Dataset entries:
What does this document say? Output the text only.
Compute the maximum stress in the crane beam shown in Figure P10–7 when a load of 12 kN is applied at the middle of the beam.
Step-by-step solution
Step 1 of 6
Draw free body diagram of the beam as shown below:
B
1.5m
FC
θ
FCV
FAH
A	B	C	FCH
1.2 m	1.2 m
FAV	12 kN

● WHAT TO DO
Go through the listing above and locate each line that holds the word "shown". Copy those lines.

● REPLY TO THE TASK
Compute the maximum stress in the crane beam shown in Figure P10–7 when a load of 12 kN is applied at the middle of the beam.
Draw free body diagram of the beam as shown below:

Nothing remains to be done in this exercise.